## THE TASK:
Write out each line in which the string "true" is present.

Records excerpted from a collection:
+ + + + + + +

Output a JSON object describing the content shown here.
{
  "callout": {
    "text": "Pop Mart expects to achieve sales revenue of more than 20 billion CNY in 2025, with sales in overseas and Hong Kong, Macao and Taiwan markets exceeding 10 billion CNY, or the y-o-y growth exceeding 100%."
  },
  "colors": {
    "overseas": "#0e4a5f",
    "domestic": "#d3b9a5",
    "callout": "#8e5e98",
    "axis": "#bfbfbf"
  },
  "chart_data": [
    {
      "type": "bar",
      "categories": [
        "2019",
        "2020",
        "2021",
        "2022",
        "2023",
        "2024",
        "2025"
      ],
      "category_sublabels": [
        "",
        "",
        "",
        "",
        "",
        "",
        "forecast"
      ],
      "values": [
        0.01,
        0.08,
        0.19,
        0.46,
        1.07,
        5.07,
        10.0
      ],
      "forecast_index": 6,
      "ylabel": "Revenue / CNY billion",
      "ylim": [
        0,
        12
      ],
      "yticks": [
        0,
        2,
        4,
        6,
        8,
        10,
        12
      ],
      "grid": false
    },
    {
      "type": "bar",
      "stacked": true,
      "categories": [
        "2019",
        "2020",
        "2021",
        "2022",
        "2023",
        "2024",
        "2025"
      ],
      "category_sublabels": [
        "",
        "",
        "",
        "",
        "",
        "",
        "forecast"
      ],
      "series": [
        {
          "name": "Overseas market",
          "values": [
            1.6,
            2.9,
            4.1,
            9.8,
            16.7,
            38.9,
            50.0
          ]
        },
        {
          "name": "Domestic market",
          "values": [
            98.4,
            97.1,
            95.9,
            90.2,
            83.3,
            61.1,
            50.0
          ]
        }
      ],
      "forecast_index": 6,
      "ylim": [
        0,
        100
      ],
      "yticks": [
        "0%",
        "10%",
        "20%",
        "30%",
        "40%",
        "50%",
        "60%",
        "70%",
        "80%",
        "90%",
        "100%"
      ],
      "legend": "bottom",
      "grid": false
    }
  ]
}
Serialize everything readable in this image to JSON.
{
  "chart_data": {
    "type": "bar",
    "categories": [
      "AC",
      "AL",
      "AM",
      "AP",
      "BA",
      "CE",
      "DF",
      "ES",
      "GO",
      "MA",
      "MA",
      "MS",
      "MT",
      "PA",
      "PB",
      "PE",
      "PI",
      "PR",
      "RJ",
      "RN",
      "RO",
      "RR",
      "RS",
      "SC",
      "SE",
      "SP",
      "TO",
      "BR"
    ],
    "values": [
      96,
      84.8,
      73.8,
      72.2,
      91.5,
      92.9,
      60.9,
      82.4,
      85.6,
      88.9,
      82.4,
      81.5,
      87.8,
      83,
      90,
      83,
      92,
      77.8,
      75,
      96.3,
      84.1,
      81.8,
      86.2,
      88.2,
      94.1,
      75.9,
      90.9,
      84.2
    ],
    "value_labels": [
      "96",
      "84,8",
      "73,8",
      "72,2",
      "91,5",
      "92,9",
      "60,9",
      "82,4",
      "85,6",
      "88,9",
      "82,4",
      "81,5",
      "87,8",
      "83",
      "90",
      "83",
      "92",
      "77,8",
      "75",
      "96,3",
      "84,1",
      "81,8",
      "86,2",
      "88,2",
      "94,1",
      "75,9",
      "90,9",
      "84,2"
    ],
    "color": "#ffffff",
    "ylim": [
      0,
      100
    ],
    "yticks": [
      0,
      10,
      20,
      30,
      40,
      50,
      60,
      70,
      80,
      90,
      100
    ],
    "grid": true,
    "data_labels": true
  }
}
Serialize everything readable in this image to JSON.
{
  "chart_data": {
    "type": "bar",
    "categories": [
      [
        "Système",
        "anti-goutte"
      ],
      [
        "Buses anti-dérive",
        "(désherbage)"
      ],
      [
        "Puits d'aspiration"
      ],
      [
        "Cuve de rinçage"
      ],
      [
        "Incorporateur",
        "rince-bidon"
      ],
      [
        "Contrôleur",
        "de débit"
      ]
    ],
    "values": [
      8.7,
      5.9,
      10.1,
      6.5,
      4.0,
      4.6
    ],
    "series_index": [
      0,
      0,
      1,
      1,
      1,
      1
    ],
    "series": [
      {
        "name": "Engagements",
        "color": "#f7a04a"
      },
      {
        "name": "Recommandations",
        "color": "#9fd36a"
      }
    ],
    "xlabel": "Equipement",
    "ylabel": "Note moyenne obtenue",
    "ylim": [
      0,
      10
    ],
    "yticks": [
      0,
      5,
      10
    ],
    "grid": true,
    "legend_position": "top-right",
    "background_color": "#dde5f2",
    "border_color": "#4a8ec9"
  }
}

+ + + + + + +

## FINISHED EXERCISE:
      "stacked": true,
    "grid": true,
    "data_labels": true
    "grid": true,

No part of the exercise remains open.